-- RECORDS SHOWN start --

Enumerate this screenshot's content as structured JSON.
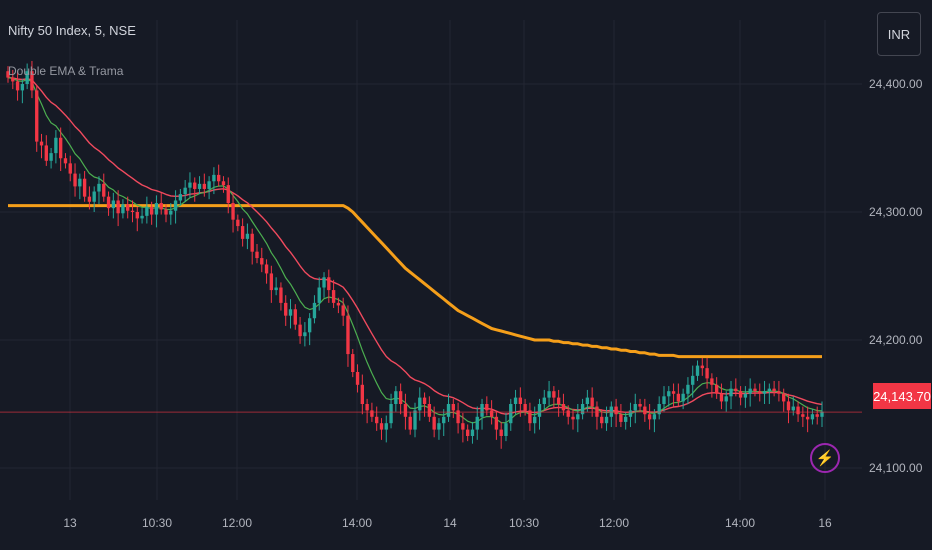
{
  "header": {
    "symbol_title": "Nifty 50 Index, 5, NSE",
    "indicator_name": "Double EMA & Trama",
    "currency": "INR"
  },
  "colors": {
    "background": "#161a25",
    "grid": "#232632",
    "up": "#26a69a",
    "down": "#f23645",
    "trama": "#f59f1a",
    "ema_fast": "#4caf50",
    "ema_slow": "#f04a5e"
  },
  "chart_data": {
    "type": "candlestick",
    "ylim": [
      24075,
      24450
    ],
    "y_ticks": [
      {
        "value": 24400,
        "label": "24,400.00"
      },
      {
        "value": 24300,
        "label": "24,300.00"
      },
      {
        "value": 24200,
        "label": "24,200.00"
      },
      {
        "value": 24100,
        "label": "24,100.00"
      }
    ],
    "x_ticks": [
      "13",
      "10:30",
      "12:00",
      "14:00",
      "14",
      "10:30",
      "12:00",
      "14:00",
      "16"
    ],
    "last_price": 24143.7,
    "last_price_label": "24,143.70",
    "series": [
      {
        "name": "close",
        "values": [
          24405,
          24402,
          24395,
          24400,
          24410,
          24395,
          24355,
          24352,
          24340,
          24346,
          24358,
          24342,
          24338,
          24330,
          24320,
          24326,
          24312,
          24308,
          24316,
          24322,
          24312,
          24303,
          24309,
          24299,
          24306,
          24301,
          24300,
          24295,
          24297,
          24304,
          24298,
          24307,
          24302,
          24298,
          24301,
          24309,
          24314,
          24319,
          24323,
          24318,
          24322,
          24318,
          24324,
          24329,
          24324,
          24321,
          24307,
          24294,
          24289,
          24279,
          24283,
          24269,
          24264,
          24259,
          24252,
          24239,
          24241,
          24229,
          24219,
          24224,
          24212,
          24203,
          24206,
          24217,
          24229,
          24241,
          24249,
          24239,
          24229,
          24227,
          24219,
          24189,
          24175,
          24165,
          24150,
          24145,
          24140,
          24135,
          24130,
          24135,
          24150,
          24160,
          24150,
          24140,
          24130,
          24145,
          24155,
          24150,
          24140,
          24130,
          24135,
          24140,
          24150,
          24145,
          24135,
          24130,
          24125,
          24130,
          24140,
          24150,
          24145,
          24140,
          24130,
          24125,
          24135,
          24150,
          24155,
          24150,
          24145,
          24135,
          24140,
          24150,
          24155,
          24160,
          24155,
          24150,
          24145,
          24140,
          24138,
          24142,
          24150,
          24155,
          24148,
          24140,
          24135,
          24140,
          24148,
          24142,
          24136,
          24140,
          24145,
          24150,
          24148,
          24142,
          24138,
          24142,
          24150,
          24156,
          24160,
          24158,
          24152,
          24158,
          24165,
          24172,
          24180,
          24178,
          24170,
          24165,
          24158,
          24152,
          24156,
          24162,
          24160,
          24155,
          24158,
          24162,
          24160,
          24158,
          24160,
          24162,
          24160,
          24158,
          24152,
          24145,
          24148,
          24142,
          24140,
          24138,
          24142,
          24140,
          24144
        ]
      },
      {
        "name": "open",
        "values": [
          24410,
          24405,
          24402,
          24395,
          24400,
          24410,
          24395,
          24355,
          24352,
          24340,
          24346,
          24358,
          24342,
          24338,
          24330,
          24320,
          24326,
          24312,
          24308,
          24316,
          24322,
          24312,
          24303,
          24309,
          24299,
          24306,
          24301,
          24300,
          24295,
          24297,
          24304,
          24298,
          24307,
          24302,
          24298,
          24301,
          24309,
          24314,
          24319,
          24323,
          24318,
          24322,
          24318,
          24324,
          24329,
          24324,
          24321,
          24307,
          24294,
          24289,
          24279,
          24283,
          24269,
          24264,
          24259,
          24252,
          24239,
          24241,
          24229,
          24219,
          24224,
          24212,
          24203,
          24206,
          24217,
          24229,
          24241,
          24249,
          24239,
          24229,
          24227,
          24219,
          24189,
          24175,
          24165,
          24150,
          24145,
          24140,
          24135,
          24130,
          24135,
          24150,
          24160,
          24150,
          24140,
          24130,
          24145,
          24155,
          24150,
          24140,
          24130,
          24135,
          24140,
          24150,
          24145,
          24135,
          24130,
          24125,
          24130,
          24140,
          24150,
          24145,
          24140,
          24130,
          24125,
          24135,
          24150,
          24155,
          24150,
          24145,
          24135,
          24140,
          24150,
          24155,
          24160,
          24155,
          24150,
          24145,
          24140,
          24138,
          24142,
          24150,
          24155,
          24148,
          24140,
          24135,
          24140,
          24148,
          24142,
          24136,
          24140,
          24145,
          24150,
          24148,
          24142,
          24138,
          24142,
          24150,
          24156,
          24160,
          24158,
          24152,
          24158,
          24165,
          24172,
          24180,
          24178,
          24170,
          24165,
          24158,
          24152,
          24156,
          24162,
          24160,
          24155,
          24158,
          24162,
          24160,
          24158,
          24160,
          24162,
          24160,
          24158,
          24152,
          24145,
          24148,
          24142,
          24140,
          24138,
          24142,
          24140
        ]
      },
      {
        "name": "trama",
        "values": [
          24305,
          24305,
          24305,
          24305,
          24305,
          24305,
          24305,
          24305,
          24305,
          24305,
          24305,
          24305,
          24305,
          24305,
          24305,
          24305,
          24305,
          24305,
          24305,
          24305,
          24305,
          24305,
          24305,
          24305,
          24305,
          24305,
          24305,
          24305,
          24305,
          24305,
          24305,
          24305,
          24305,
          24305,
          24305,
          24305,
          24305,
          24305,
          24305,
          24305,
          24305,
          24305,
          24305,
          24305,
          24305,
          24305,
          24305,
          24305,
          24305,
          24305,
          24305,
          24305,
          24305,
          24305,
          24305,
          24305,
          24305,
          24305,
          24305,
          24305,
          24305,
          24305,
          24305,
          24305,
          24305,
          24305,
          24305,
          24305,
          24305,
          24305,
          24305,
          24303,
          24300,
          24296,
          24292,
          24288,
          24284,
          24280,
          24276,
          24272,
          24268,
          24264,
          24260,
          24256,
          24253,
          24250,
          24247,
          24244,
          24241,
          24238,
          24235,
          24232,
          24229,
          24226,
          24223,
          24221,
          24219,
          24217,
          24215,
          24213,
          24211,
          24209,
          24208,
          24207,
          24206,
          24205,
          24204,
          24203,
          24202,
          24201,
          24200,
          24200,
          24200,
          24200,
          24199,
          24199,
          24198,
          24198,
          24197,
          24197,
          24196,
          24196,
          24195,
          24195,
          24194,
          24194,
          24193,
          24193,
          24192,
          24192,
          24191,
          24191,
          24190,
          24190,
          24189,
          24189,
          24188,
          24188,
          24188,
          24188,
          24187,
          24187,
          24187,
          24187,
          24187,
          24187,
          24187,
          24187,
          24187,
          24187,
          24187,
          24187,
          24187,
          24187,
          24187,
          24187,
          24187,
          24187,
          24187,
          24187,
          24187,
          24187,
          24187,
          24187,
          24187,
          24187,
          24187,
          24187,
          24187,
          24187,
          24187
        ]
      }
    ]
  }
}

-- RECORDS SHOWN end --

Omit the pictures. Transcribe every record exactly.

◆ **EXERCISE RESPONSE**
Enumerate this screenshot's content as structured JSON.
{
  "header": {
    "symbol_title": "Nifty 50 Index, 5, NSE",
    "indicator_name": "Double EMA & Trama",
    "currency": "INR"
  },
  "colors": {
    "background": "#161a25",
    "grid": "#232632",
    "up": "#26a69a",
    "down": "#f23645",
    "trama": "#f59f1a",
    "ema_fast": "#4caf50",
    "ema_slow": "#f04a5e"
  },
  "chart_data": {
    "type": "candlestick",
    "ylim": [
      24075,
      24450
    ],
    "y_ticks": [
      {
        "value": 24400,
        "label": "24,400.00"
      },
      {
        "value": 24300,
        "label": "24,300.00"
      },
      {
        "value": 24200,
        "label": "24,200.00"
      },
      {
        "value": 24100,
        "label": "24,100.00"
      }
    ],
    "x_ticks": [
      "13",
      "10:30",
      "12:00",
      "14:00",
      "14",
      "10:30",
      "12:00",
      "14:00",
      "16"
    ],
    "last_price": 24143.7,
    "last_price_label": "24,143.70",
    "series": [
      {
        "name": "close",
        "values": [
          24405,
          24402,
          24395,
          24400,
          24410,
          24395,
          24355,
          24352,
          24340,
          24346,
          24358,
          24342,
          24338,
          24330,
          24320,
          24326,
          24312,
          24308,
          24316,
          24322,
          24312,
          24303,
          24309,
          24299,
          24306,
          24301,
          24300,
          24295,
          24297,
          24304,
          24298,
          24307,
          24302,
          24298,
          24301,
          24309,
          24314,
          24319,
          24323,
          24318,
          24322,
          24318,
          24324,
          24329,
          24324,
          24321,
          24307,
          24294,
          24289,
          24279,
          24283,
          24269,
          24264,
          24259,
          24252,
          24239,
          24241,
          24229,
          24219,
          24224,
          24212,
          24203,
          24206,
          24217,
          24229,
          24241,
          24249,
          24239,
          24229,
          24227,
          24219,
          24189,
          24175,
          24165,
          24150,
          24145,
          24140,
          24135,
          24130,
          24135,
          24150,
          24160,
          24150,
          24140,
          24130,
          24145,
          24155,
          24150,
          24140,
          24130,
          24135,
          24140,
          24150,
          24145,
          24135,
          24130,
          24125,
          24130,
          24140,
          24150,
          24145,
          24140,
          24130,
          24125,
          24135,
          24150,
          24155,
          24150,
          24145,
          24135,
          24140,
          24150,
          24155,
          24160,
          24155,
          24150,
          24145,
          24140,
          24138,
          24142,
          24150,
          24155,
          24148,
          24140,
          24135,
          24140,
          24148,
          24142,
          24136,
          24140,
          24145,
          24150,
          24148,
          24142,
          24138,
          24142,
          24150,
          24156,
          24160,
          24158,
          24152,
          24158,
          24165,
          24172,
          24180,
          24178,
          24170,
          24165,
          24158,
          24152,
          24156,
          24162,
          24160,
          24155,
          24158,
          24162,
          24160,
          24158,
          24160,
          24162,
          24160,
          24158,
          24152,
          24145,
          24148,
          24142,
          24140,
          24138,
          24142,
          24140,
          24144
        ]
      },
      {
        "name": "open",
        "values": [
          24410,
          24405,
          24402,
          24395,
          24400,
          24410,
          24395,
          24355,
          24352,
          24340,
          24346,
          24358,
          24342,
          24338,
          24330,
          24320,
          24326,
          24312,
          24308,
          24316,
          24322,
          24312,
          24303,
          24309,
          24299,
          24306,
          24301,
          24300,
          24295,
          24297,
          24304,
          24298,
          24307,
          24302,
          24298,
          24301,
          24309,
          24314,
          24319,
          24323,
          24318,
          24322,
          24318,
          24324,
          24329,
          24324,
          24321,
          24307,
          24294,
          24289,
          24279,
          24283,
          24269,
          24264,
          24259,
          24252,
          24239,
          24241,
          24229,
          24219,
          24224,
          24212,
          24203,
          24206,
          24217,
          24229,
          24241,
          24249,
          24239,
          24229,
          24227,
          24219,
          24189,
          24175,
          24165,
          24150,
          24145,
          24140,
          24135,
          24130,
          24135,
          24150,
          24160,
          24150,
          24140,
          24130,
          24145,
          24155,
          24150,
          24140,
          24130,
          24135,
          24140,
          24150,
          24145,
          24135,
          24130,
          24125,
          24130,
          24140,
          24150,
          24145,
          24140,
          24130,
          24125,
          24135,
          24150,
          24155,
          24150,
          24145,
          24135,
          24140,
          24150,
          24155,
          24160,
          24155,
          24150,
          24145,
          24140,
          24138,
          24142,
          24150,
          24155,
          24148,
          24140,
          24135,
          24140,
          24148,
          24142,
          24136,
          24140,
          24145,
          24150,
          24148,
          24142,
          24138,
          24142,
          24150,
          24156,
          24160,
          24158,
          24152,
          24158,
          24165,
          24172,
          24180,
          24178,
          24170,
          24165,
          24158,
          24152,
          24156,
          24162,
          24160,
          24155,
          24158,
          24162,
          24160,
          24158,
          24160,
          24162,
          24160,
          24158,
          24152,
          24145,
          24148,
          24142,
          24140,
          24138,
          24142,
          24140
        ]
      },
      {
        "name": "trama",
        "values": [
          24305,
          24305,
          24305,
          24305,
          24305,
          24305,
          24305,
          24305,
          24305,
          24305,
          24305,
          24305,
          24305,
          24305,
          24305,
          24305,
          24305,
          24305,
          24305,
          24305,
          24305,
          24305,
          24305,
          24305,
          24305,
          24305,
          24305,
          24305,
          24305,
          24305,
          24305,
          24305,
          24305,
          24305,
          24305,
          24305,
          24305,
          24305,
          24305,
          24305,
          24305,
          24305,
          24305,
          24305,
          24305,
          24305,
          24305,
          24305,
          24305,
          24305,
          24305,
          24305,
          24305,
          24305,
          24305,
          24305,
          24305,
          24305,
          24305,
          24305,
          24305,
          24305,
          24305,
          24305,
          24305,
          24305,
          24305,
          24305,
          24305,
          24305,
          24305,
          24303,
          24300,
          24296,
          24292,
          24288,
          24284,
          24280,
          24276,
          24272,
          24268,
          24264,
          24260,
          24256,
          24253,
          24250,
          24247,
          24244,
          24241,
          24238,
          24235,
          24232,
          24229,
          24226,
          24223,
          24221,
          24219,
          24217,
          24215,
          24213,
          24211,
          24209,
          24208,
          24207,
          24206,
          24205,
          24204,
          24203,
          24202,
          24201,
          24200,
          24200,
          24200,
          24200,
          24199,
          24199,
          24198,
          24198,
          24197,
          24197,
          24196,
          24196,
          24195,
          24195,
          24194,
          24194,
          24193,
          24193,
          24192,
          24192,
          24191,
          24191,
          24190,
          24190,
          24189,
          24189,
          24188,
          24188,
          24188,
          24188,
          24187,
          24187,
          24187,
          24187,
          24187,
          24187,
          24187,
          24187,
          24187,
          24187,
          24187,
          24187,
          24187,
          24187,
          24187,
          24187,
          24187,
          24187,
          24187,
          24187,
          24187,
          24187,
          24187,
          24187,
          24187,
          24187,
          24187,
          24187,
          24187,
          24187,
          24187
        ]
      }
    ]
  }
}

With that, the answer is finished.